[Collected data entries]
※

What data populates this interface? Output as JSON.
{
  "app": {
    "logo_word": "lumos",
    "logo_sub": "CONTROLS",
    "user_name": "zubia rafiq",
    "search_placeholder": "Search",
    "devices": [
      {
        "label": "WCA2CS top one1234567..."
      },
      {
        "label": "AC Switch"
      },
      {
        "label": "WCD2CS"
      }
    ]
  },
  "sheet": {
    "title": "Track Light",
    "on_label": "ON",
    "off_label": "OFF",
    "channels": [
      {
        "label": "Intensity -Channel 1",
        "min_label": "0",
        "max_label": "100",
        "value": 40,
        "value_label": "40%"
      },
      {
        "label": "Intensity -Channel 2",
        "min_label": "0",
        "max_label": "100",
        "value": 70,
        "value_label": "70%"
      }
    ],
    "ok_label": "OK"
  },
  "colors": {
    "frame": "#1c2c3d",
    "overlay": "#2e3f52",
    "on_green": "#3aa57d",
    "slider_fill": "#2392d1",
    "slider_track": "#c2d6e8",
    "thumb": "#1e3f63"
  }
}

※

Nothing should be left out: return all of the records exactly.

* **COMPLETE ANSWER**
What data populates this interface? Output as JSON.
{
  "app": {
    "logo_word": "lumos",
    "logo_sub": "CONTROLS",
    "user_name": "zubia rafiq",
    "search_placeholder": "Search",
    "devices": [
      {
        "label": "WCA2CS top one1234567..."
      },
      {
        "label": "AC Switch"
      },
      {
        "label": "WCD2CS"
      }
    ]
  },
  "sheet": {
    "title": "Track Light",
    "on_label": "ON",
    "off_label": "OFF",
    "channels": [
      {
        "label": "Intensity -Channel 1",
        "min_label": "0",
        "max_label": "100",
        "value": 40,
        "value_label": "40%"
      },
      {
        "label": "Intensity -Channel 2",
        "min_label": "0",
        "max_label": "100",
        "value": 70,
        "value_label": "70%"
      }
    ],
    "ok_label": "OK"
  },
  "colors": {
    "frame": "#1c2c3d",
    "overlay": "#2e3f52",
    "on_green": "#3aa57d",
    "slider_fill": "#2392d1",
    "slider_track": "#c2d6e8",
    "thumb": "#1e3f63"
  }
}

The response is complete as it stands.